▸ WRITTEN INSTRUCTION: From the line containing "OCR this image." through the last line of the entries, output the text exactly. Pictures stay out.

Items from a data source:
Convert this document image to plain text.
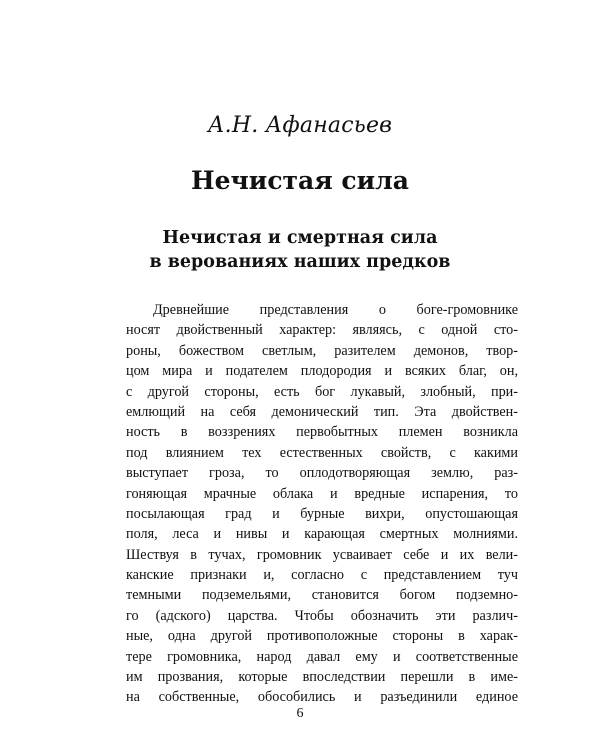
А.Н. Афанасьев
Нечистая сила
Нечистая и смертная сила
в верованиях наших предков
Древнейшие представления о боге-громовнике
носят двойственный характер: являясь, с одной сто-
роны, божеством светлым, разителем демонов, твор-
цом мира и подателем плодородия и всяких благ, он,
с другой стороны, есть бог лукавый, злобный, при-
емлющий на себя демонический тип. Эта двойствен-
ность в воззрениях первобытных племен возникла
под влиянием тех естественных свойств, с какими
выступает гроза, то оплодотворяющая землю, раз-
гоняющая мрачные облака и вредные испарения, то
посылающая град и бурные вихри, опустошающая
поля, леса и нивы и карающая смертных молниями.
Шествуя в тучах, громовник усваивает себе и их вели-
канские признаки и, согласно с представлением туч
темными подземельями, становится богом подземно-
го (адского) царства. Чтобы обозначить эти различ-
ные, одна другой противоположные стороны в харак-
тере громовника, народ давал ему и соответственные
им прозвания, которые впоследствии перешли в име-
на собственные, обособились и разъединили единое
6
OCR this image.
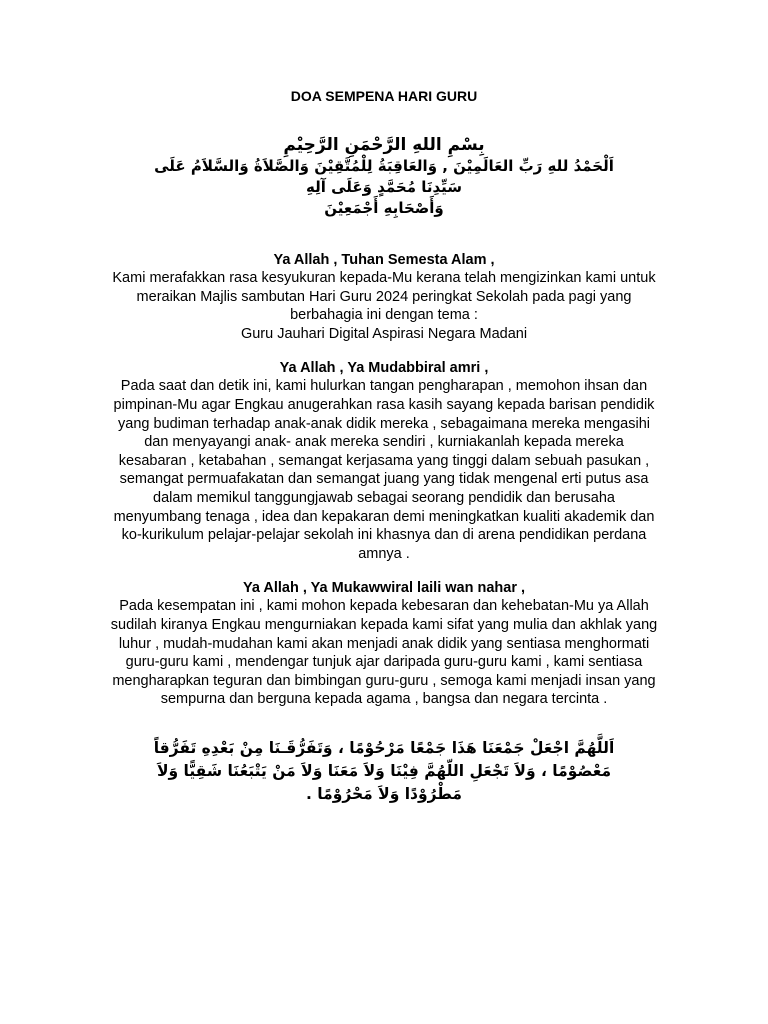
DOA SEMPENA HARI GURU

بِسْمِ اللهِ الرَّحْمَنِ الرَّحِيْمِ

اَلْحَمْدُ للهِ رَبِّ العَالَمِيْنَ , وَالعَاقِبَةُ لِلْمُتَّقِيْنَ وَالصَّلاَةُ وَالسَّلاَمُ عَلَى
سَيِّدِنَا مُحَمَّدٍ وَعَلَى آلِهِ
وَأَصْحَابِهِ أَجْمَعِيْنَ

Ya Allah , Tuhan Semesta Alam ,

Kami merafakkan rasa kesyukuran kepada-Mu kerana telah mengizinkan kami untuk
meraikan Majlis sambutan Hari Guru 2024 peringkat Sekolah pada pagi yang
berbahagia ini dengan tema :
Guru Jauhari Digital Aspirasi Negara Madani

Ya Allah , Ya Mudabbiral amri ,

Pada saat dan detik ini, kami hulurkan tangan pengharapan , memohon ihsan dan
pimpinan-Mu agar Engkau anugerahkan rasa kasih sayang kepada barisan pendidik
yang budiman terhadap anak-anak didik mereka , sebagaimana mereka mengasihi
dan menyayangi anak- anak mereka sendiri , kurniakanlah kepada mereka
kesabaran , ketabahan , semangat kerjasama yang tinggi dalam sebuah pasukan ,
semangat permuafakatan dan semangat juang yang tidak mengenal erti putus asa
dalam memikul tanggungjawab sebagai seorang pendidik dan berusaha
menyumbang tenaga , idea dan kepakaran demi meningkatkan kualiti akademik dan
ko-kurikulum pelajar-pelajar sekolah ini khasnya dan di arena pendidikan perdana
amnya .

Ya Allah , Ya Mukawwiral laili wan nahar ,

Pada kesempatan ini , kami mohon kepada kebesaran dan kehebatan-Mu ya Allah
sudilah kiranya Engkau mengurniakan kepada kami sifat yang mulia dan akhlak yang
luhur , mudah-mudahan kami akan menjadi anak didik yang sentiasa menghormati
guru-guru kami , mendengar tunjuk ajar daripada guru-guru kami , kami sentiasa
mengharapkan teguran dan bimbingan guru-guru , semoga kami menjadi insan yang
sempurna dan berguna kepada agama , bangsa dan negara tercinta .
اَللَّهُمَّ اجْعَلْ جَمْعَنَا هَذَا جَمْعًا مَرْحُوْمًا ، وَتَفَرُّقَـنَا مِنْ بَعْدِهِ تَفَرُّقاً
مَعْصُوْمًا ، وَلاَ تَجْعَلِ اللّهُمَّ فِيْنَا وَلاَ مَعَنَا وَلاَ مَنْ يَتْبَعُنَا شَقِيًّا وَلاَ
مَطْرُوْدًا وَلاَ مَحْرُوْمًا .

▸ EXERCISE RESPONSE:
OCR this image.
DOA SEMPENA HARI GURU

بِسْمِ اللهِ الرَّحْمَنِ الرَّحِيْمِ

اَلْحَمْدُ للهِ رَبِّ العَالَمِيْنَ , وَالعَاقِبَةُ لِلْمُتَّقِيْنَ وَالصَّلاَةُ وَالسَّلاَمُ عَلَى
سَيِّدِنَا مُحَمَّدٍ وَعَلَى آلِهِ
وَأَصْحَابِهِ أَجْمَعِيْنَ

Ya Allah , Tuhan Semesta Alam ,

Kami merafakkan rasa kesyukuran kepada-Mu kerana telah mengizinkan kami untuk
meraikan Majlis sambutan Hari Guru 2024 peringkat Sekolah pada pagi yang
berbahagia ini dengan tema :
Guru Jauhari Digital Aspirasi Negara Madani

Ya Allah , Ya Mudabbiral amri ,

Pada saat dan detik ini, kami hulurkan tangan pengharapan , memohon ihsan dan
pimpinan-Mu agar Engkau anugerahkan rasa kasih sayang kepada barisan pendidik
yang budiman terhadap anak-anak didik mereka , sebagaimana mereka mengasihi
dan menyayangi anak- anak mereka sendiri , kurniakanlah kepada mereka
kesabaran , ketabahan , semangat kerjasama yang tinggi dalam sebuah pasukan ,
semangat permuafakatan dan semangat juang yang tidak mengenal erti putus asa
dalam memikul tanggungjawab sebagai seorang pendidik dan berusaha
menyumbang tenaga , idea dan kepakaran demi meningkatkan kualiti akademik dan
ko-kurikulum pelajar-pelajar sekolah ini khasnya dan di arena pendidikan perdana
amnya .

Ya Allah , Ya Mukawwiral laili wan nahar ,

Pada kesempatan ini , kami mohon kepada kebesaran dan kehebatan-Mu ya Allah
sudilah kiranya Engkau mengurniakan kepada kami sifat yang mulia dan akhlak yang
luhur , mudah-mudahan kami akan menjadi anak didik yang sentiasa menghormati
guru-guru kami , mendengar tunjuk ajar daripada guru-guru kami , kami sentiasa
mengharapkan teguran dan bimbingan guru-guru , semoga kami menjadi insan yang
sempurna dan berguna kepada agama , bangsa dan negara tercinta .
اَللَّهُمَّ اجْعَلْ جَمْعَنَا هَذَا جَمْعًا مَرْحُوْمًا ، وَتَفَرُّقَـنَا مِنْ بَعْدِهِ تَفَرُّقاً
مَعْصُوْمًا ، وَلاَ تَجْعَلِ اللّهُمَّ فِيْنَا وَلاَ مَعَنَا وَلاَ مَنْ يَتْبَعُنَا شَقِيًّا وَلاَ
مَطْرُوْدًا وَلاَ مَحْرُوْمًا .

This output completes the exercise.